Source records:
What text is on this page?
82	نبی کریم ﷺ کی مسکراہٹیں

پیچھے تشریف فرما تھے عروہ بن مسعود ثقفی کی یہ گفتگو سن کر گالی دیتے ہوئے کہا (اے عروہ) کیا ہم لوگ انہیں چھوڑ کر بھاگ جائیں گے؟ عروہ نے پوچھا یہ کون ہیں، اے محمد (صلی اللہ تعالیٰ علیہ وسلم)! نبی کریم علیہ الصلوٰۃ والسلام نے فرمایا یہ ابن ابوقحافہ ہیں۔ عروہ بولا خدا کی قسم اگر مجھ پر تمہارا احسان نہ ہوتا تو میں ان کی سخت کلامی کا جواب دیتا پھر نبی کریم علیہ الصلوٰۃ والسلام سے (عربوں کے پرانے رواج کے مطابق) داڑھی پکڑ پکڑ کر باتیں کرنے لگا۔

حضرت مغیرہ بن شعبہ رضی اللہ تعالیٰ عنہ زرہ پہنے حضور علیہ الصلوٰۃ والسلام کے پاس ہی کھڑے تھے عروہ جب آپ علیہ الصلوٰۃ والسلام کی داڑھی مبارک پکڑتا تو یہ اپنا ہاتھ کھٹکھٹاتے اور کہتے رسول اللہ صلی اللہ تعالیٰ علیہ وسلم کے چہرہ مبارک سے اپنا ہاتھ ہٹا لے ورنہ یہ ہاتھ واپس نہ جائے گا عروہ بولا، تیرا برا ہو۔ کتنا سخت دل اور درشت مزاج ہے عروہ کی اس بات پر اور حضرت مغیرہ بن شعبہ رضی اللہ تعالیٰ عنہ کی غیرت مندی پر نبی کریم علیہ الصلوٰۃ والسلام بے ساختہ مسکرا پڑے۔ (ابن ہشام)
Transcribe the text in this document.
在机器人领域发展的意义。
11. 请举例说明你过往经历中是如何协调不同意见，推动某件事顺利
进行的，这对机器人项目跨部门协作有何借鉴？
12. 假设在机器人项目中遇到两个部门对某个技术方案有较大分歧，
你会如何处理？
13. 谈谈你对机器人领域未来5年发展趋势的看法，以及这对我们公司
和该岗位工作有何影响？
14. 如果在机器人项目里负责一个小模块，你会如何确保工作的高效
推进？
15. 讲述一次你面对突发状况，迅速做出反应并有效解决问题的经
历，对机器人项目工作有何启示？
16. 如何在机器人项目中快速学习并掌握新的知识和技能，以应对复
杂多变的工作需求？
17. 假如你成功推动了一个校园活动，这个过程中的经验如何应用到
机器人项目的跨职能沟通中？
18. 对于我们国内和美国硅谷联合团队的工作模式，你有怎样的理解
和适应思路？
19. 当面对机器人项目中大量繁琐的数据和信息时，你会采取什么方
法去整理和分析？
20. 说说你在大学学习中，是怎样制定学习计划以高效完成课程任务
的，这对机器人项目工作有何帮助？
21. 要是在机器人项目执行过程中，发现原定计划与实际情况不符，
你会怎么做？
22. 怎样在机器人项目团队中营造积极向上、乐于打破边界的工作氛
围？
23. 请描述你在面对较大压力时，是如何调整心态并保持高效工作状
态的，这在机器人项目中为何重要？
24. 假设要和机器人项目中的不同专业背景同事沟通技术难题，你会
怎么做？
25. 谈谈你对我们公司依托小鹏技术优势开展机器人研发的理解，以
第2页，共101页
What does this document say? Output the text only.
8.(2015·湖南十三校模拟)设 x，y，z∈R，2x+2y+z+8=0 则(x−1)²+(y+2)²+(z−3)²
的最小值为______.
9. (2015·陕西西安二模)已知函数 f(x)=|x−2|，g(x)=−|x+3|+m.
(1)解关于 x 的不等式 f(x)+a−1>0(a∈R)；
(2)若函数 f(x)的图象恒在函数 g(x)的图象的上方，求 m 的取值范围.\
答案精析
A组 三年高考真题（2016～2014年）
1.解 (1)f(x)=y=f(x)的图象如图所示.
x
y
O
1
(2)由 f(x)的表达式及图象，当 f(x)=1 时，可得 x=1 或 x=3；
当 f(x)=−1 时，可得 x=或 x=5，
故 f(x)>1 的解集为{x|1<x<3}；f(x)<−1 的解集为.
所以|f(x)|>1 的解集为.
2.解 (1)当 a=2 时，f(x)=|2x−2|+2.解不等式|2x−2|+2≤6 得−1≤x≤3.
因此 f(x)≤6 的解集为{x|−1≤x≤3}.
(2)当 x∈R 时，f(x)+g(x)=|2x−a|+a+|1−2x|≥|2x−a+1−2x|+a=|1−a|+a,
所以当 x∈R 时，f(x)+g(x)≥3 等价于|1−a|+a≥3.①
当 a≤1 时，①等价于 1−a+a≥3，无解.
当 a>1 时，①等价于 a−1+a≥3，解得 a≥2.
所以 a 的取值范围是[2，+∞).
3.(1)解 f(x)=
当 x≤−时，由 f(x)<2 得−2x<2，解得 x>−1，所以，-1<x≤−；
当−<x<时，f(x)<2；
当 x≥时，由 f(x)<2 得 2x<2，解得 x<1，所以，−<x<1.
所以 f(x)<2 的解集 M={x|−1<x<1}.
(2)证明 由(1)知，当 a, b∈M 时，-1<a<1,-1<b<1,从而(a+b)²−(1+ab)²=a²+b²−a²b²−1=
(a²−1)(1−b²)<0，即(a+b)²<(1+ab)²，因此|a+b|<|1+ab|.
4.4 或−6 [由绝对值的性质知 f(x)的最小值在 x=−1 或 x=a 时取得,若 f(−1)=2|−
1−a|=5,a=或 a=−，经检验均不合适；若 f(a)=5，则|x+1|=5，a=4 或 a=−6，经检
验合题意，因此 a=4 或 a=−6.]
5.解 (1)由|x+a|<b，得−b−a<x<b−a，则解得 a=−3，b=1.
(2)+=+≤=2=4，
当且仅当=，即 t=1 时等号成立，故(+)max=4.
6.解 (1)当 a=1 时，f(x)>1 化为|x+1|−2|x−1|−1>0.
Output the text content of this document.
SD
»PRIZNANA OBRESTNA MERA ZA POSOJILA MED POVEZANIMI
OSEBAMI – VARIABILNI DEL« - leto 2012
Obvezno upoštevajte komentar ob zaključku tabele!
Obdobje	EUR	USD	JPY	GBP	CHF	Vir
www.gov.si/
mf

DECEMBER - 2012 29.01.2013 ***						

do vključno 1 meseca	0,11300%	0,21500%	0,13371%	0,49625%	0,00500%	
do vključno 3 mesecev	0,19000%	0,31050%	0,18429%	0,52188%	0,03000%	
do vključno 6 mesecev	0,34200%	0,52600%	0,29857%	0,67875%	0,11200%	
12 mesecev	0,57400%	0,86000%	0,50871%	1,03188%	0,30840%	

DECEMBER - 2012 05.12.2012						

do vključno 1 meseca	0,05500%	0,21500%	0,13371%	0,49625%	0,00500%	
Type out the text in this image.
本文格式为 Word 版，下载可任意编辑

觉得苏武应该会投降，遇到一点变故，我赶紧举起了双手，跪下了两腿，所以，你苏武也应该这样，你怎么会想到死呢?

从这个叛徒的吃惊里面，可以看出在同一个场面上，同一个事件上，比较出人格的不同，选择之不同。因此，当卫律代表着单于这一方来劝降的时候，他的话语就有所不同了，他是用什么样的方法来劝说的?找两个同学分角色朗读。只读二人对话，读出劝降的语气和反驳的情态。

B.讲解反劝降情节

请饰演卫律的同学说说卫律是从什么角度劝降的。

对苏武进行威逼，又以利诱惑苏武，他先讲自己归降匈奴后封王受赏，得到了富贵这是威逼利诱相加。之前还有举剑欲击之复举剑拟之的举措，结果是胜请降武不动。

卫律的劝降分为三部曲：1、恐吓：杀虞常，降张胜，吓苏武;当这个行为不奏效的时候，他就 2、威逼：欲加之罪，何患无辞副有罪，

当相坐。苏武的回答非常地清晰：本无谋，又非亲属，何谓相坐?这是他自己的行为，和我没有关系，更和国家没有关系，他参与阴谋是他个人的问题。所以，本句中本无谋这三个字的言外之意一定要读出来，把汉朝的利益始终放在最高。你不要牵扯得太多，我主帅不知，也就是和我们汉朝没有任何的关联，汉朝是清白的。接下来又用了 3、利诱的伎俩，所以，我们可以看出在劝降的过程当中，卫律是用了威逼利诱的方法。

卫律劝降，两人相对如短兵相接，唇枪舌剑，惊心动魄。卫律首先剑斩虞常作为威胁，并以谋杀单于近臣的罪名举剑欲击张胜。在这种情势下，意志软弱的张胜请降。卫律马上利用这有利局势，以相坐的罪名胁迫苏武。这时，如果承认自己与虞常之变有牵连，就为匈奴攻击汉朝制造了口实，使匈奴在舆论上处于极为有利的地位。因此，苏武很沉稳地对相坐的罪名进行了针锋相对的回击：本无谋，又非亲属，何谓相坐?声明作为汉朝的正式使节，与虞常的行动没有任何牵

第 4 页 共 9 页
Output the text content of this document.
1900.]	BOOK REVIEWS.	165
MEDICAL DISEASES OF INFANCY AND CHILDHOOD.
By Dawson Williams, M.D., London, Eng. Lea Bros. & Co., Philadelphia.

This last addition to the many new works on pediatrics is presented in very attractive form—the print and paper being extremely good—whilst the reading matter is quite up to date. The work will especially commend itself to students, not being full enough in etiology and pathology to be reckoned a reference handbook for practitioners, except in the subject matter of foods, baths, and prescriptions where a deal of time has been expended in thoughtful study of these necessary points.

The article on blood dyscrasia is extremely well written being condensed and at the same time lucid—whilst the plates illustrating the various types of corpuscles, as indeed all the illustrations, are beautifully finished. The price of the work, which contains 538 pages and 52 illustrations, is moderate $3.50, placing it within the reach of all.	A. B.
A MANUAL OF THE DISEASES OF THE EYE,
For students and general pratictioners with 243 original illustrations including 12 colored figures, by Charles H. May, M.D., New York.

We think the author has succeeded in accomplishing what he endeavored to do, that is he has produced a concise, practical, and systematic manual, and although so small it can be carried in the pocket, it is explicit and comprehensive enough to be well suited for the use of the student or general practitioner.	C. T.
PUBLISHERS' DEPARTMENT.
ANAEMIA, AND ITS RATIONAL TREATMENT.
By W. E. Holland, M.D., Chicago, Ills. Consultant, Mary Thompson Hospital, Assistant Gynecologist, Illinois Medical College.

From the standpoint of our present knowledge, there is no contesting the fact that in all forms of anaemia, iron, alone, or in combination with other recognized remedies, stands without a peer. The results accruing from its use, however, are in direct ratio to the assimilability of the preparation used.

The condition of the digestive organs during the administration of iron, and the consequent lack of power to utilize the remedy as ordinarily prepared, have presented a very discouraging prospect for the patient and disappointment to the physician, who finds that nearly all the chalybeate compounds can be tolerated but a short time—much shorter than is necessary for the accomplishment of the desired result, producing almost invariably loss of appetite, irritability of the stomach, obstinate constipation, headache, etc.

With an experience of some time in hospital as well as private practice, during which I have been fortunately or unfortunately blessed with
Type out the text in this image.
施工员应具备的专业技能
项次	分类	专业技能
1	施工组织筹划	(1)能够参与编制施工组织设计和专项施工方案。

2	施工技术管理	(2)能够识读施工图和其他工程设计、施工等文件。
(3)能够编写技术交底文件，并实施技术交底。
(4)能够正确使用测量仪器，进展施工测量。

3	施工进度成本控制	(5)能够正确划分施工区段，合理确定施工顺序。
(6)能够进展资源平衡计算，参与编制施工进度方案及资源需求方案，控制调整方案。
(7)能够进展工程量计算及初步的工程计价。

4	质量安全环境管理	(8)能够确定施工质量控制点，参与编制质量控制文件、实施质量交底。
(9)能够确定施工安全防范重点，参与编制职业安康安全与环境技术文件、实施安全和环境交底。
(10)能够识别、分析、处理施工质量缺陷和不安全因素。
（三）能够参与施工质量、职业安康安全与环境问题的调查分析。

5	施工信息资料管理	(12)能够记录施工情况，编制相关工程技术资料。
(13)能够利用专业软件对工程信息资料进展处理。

The problem: List every line above containing the word "text".

Response to this task:
What text is on this page?
Transcribe the text in this document.
What does this document say? Output the text only.
Output the text content of this document.
Type out the text in this image.
Output the text content of this document.
Type out the text in this image.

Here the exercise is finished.